WHAT YOU ARE ASKED TO DO: Wherever a line holds the word "modified", copy that line out.

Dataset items
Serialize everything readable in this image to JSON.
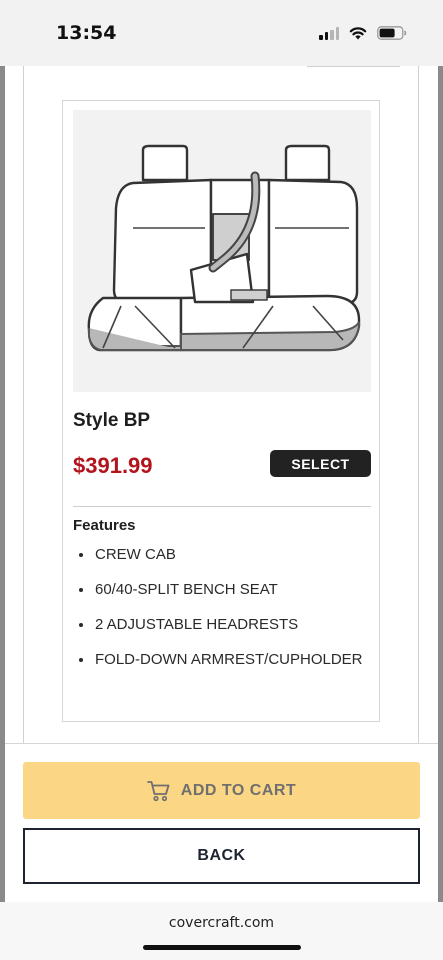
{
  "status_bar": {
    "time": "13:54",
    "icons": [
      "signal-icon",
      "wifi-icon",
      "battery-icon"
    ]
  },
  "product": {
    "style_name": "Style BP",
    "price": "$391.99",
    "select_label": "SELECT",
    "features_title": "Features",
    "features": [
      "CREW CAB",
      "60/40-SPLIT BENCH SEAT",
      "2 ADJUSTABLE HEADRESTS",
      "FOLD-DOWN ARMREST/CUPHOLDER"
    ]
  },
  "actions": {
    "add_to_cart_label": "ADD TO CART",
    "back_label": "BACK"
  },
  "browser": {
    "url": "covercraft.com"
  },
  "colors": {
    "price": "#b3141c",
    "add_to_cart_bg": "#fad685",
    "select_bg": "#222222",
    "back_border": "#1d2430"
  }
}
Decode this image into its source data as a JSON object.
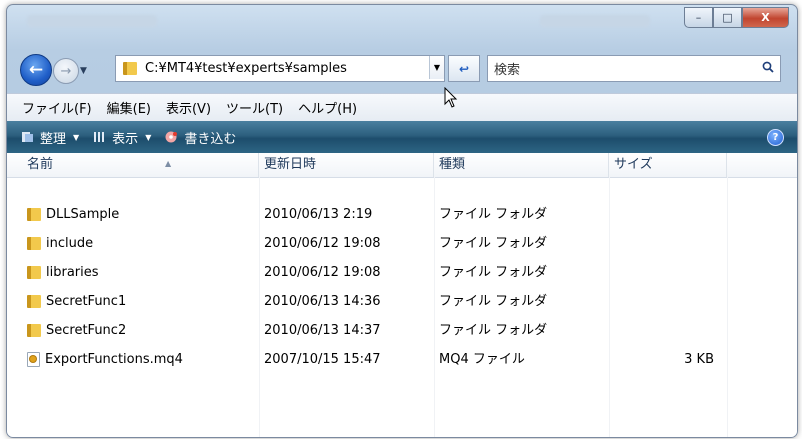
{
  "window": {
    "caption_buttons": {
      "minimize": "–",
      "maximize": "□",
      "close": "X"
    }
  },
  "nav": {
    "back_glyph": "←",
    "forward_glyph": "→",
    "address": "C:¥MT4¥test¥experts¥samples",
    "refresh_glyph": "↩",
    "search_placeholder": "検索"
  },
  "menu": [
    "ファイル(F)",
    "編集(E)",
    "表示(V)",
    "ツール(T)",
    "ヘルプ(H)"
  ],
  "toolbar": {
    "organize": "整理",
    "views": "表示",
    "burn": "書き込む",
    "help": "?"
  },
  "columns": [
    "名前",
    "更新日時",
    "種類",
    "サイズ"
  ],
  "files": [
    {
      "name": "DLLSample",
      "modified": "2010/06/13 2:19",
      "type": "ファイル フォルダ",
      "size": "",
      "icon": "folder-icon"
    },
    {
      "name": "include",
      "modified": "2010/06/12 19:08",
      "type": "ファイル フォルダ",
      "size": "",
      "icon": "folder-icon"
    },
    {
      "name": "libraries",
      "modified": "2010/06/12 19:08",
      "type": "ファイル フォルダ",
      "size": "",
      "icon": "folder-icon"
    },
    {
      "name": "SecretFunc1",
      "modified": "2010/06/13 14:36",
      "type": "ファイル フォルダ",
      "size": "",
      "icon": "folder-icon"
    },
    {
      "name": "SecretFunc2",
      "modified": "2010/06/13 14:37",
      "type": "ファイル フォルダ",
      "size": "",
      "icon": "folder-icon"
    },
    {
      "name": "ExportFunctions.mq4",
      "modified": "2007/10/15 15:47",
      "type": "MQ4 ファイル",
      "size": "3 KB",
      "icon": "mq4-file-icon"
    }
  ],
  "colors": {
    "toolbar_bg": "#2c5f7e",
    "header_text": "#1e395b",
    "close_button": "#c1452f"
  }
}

EXPECTED ANSWER:
      "modified": "2010/06/13 2:19",
      "modified": "2010/06/12 19:08",
      "modified": "2010/06/12 19:08",
      "modified": "2010/06/13 14:36",
      "modified": "2010/06/13 14:37",
      "modified": "2007/10/15 15:47",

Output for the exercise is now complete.